• Tasks to carry out:
1. In the post about Archuleta and Elder Ballard, how did Archuleta describe his relationship with Elder Ballard at first?
2. Reproduce the stretch from "When Archuleta got" through "hard he tried." in the post about Archuleta and Elder Ballard, switching "Elder Ballard" to "Ballard".
3. Condense the paragraph beginning "The story was that a missionary" in the post about Archuleta and Elder Ballard into a short bulleted list of its main facts.

• Text block:
+ + + + +
I’m going to start with an anecdote that made me think, “Yes! That exactly validates my opinion about that particular problem!” And while I was thinking that, I was also thinking that Bishop Bill would define this as confirmation bias. But whatever; just because it’s confirmation bias doesn’t mean my reading is invalid, right?
When Archuleta got famous, he got to know Elder M. Russell Ballard. Archuleta described their relationship as grandparent/grandson. At least at first. When he was faithfully Mormon and willing to be a PR victory for the Church, Elder Ballard was warm towards him. But when Archuleta started bringing up his attraction to men, Elder Ballard got uncomfortable and tried to brush him off (p.218). Archuleta didn’t go quickly from faithful Mormon to out and proud, so he and Elder Ballard had several conversations while Archuleta began to realize that he couldn’t pretend to be straight, no matter how hard he tried.
After Archuleta publicly came out by posting on Instagram, Elder Ballard asked to meet with him in person (p.243). Elder Ballard wasn’t thrilled about what Archuleta had done. Per Archuleta’s recollection, Elder Ballard said “Well, David, to be honest, I don’t know much about any of this. We don’t really have the answers on what to do about LGBT people. We’ve gone as brethren and prayed about this, but we’ve never received any answers. All we have is the family proclamation that states marriage is between a man and a woman, and they must create children.” Elder Ballard said that the brethren try their best to fill in the blanks about what to do about LGBT people (p.245).
Archuleta described this is a “big moment” because he used to think that Church leaders got divine revelation from God. But Elder Ballard had just said that the Church leaders don’t really know what God thinks about gay people. They’d never gotten a clear answer. “Yet they acted like that had” (p.246). This conversation is when Archuleta “really started questioning the validity of these men being messengers of God and how they promised God would never lead them astray” (p.246).
So here’s my epiphany: The brethren aren’t getting revelation because they aren’t praying “with real intent.” I recalled a story that I believe I heard in General Conference. I thought Oaks was the speaker, but I searched the website and can’t find the talk. If this rings a bell with anyone else, please let me know in the comments. It involved Moroni’s Promise, which is in Moroni 10:4. “And when ye shall receive these things, I would exhort you that ye would ask God, the Eternal Father, in the name of Christ, if these things are not true; and if ye shall ask with a sincere heart, with real intent, having faith in Christ, he will manifest the truth of it unto you, by the power of the Holy Ghost.”
The story was that a missionary was teaching an investigator who claimed to have prayed to find out the truth and didn’t get an answer. The missionary was puzzled. After discussion with the investigator, he found out that the investigator didn’t really intend to follow through with joining the Church, regardless of the answer. He didn’t want to make lifestyle changes. In other words, he wasn’t praying “with real intent” because he did not intend to act on the revelation he said he was seeking. He did not have “a sincere heart” because he was just curious, not committed to action.
+ + + + +
• Dataset extract:
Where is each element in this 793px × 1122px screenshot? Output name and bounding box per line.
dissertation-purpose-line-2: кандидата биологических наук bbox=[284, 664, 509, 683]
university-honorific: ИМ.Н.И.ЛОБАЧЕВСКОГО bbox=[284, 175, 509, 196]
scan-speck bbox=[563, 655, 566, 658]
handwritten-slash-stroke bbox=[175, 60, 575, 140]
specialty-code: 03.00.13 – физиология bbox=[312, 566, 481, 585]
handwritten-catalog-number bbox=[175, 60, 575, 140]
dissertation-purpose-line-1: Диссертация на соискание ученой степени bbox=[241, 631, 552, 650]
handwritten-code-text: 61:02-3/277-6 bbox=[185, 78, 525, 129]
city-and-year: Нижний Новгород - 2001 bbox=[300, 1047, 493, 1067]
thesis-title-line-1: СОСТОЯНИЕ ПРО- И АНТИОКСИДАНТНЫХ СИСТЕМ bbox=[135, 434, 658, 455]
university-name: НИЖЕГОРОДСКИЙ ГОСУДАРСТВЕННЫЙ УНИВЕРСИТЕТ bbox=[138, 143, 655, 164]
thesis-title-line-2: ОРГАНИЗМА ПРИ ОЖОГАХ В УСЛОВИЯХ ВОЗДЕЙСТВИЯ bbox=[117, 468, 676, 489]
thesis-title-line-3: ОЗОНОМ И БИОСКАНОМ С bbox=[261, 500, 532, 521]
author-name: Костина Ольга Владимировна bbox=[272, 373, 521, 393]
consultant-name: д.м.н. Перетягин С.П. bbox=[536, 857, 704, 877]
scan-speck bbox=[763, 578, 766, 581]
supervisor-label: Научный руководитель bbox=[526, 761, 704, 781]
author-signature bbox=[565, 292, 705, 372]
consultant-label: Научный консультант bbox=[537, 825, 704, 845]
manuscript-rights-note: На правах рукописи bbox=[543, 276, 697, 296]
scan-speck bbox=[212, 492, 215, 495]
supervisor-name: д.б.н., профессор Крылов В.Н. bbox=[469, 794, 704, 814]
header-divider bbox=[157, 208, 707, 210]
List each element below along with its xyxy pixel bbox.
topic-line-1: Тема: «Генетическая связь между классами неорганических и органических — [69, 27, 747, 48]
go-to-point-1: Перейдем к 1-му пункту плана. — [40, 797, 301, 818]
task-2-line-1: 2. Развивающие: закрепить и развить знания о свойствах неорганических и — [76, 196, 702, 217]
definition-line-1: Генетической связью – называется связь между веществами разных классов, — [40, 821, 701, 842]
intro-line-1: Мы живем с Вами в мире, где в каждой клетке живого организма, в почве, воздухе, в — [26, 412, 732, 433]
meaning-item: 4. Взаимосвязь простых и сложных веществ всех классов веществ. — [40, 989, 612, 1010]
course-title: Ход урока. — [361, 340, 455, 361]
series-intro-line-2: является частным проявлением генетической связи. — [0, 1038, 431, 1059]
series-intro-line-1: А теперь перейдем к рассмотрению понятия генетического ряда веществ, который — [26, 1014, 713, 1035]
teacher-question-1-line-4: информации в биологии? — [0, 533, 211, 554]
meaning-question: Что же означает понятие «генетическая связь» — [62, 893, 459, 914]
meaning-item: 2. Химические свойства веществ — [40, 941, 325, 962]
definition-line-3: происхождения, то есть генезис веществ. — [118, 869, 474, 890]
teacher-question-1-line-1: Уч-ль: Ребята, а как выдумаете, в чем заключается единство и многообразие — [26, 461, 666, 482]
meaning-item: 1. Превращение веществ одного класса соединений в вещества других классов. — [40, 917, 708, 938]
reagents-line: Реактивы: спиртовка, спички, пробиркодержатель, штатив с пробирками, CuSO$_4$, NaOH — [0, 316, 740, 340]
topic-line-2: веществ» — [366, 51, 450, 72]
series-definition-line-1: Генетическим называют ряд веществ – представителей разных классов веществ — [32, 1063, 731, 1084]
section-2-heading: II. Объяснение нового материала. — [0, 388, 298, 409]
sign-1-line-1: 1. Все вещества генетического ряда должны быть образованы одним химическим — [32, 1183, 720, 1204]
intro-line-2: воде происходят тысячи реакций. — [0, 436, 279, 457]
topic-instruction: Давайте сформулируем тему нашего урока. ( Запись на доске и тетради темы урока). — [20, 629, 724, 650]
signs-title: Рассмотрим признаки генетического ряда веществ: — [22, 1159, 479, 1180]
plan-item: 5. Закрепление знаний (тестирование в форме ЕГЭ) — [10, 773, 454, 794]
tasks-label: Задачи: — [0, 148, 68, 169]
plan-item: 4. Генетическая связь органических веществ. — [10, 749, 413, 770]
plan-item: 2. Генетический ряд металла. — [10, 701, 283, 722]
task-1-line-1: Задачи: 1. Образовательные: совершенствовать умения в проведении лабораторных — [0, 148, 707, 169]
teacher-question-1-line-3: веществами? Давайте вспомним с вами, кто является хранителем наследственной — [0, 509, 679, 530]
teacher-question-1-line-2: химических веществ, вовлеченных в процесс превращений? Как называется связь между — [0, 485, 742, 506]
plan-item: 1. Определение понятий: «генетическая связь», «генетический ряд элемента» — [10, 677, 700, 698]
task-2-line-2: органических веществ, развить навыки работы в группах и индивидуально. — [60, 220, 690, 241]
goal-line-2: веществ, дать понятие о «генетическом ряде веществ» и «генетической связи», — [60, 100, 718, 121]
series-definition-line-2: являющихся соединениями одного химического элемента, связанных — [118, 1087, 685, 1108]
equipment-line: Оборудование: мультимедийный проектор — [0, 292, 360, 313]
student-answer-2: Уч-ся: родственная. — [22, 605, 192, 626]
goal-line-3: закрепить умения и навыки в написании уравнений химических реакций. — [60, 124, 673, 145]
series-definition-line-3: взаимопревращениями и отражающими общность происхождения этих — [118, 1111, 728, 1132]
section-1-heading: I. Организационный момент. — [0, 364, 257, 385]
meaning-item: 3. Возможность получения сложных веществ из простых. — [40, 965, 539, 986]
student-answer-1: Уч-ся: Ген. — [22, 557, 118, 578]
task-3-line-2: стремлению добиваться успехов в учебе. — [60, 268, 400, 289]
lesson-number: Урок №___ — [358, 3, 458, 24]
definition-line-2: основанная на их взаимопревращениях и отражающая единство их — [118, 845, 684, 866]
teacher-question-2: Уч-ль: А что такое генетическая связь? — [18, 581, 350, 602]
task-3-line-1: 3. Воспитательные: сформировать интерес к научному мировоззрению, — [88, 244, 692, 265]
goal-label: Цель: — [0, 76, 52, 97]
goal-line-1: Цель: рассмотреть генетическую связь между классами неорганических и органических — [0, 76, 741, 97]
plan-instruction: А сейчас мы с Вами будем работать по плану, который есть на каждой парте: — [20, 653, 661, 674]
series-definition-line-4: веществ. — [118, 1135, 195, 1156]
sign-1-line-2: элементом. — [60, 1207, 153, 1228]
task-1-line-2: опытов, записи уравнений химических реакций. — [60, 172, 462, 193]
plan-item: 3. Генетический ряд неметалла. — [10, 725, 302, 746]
+ + + + +
• Outputs by task:
1. As grandparent/grandson.

2.
When Archuleta got famous, he got to know Elder M. Russell Ballard. Archuleta described their relationship as grandparent/grandson. At least at first. When he was faithfully Mormon and willing to be a PR victory for the Church, Ballard was warm towards him. But when Archuleta started bringing up his attraction to men, Ballard got uncomfortable and tried to brush him off (p.218). Archuleta didn’t go quickly from faithful Mormon to out and proud, so he and Ballard had several conversations while Archuleta began to realize that he couldn’t pretend to be straight, no matter how hard he tried.

3.
- A missionary was teaching an investigator who said he had prayed to learn the truth but got no answer.
- After talking with him, the missionary learned that the investigator did not intend to join the Church, whatever the answer. He did not want to make lifestyle changes.
- He was not praying "with real intent" because he did not mean to act on the revelation he said he sought.
- He lacked "a sincere heart" because he was only curious, not committed to action.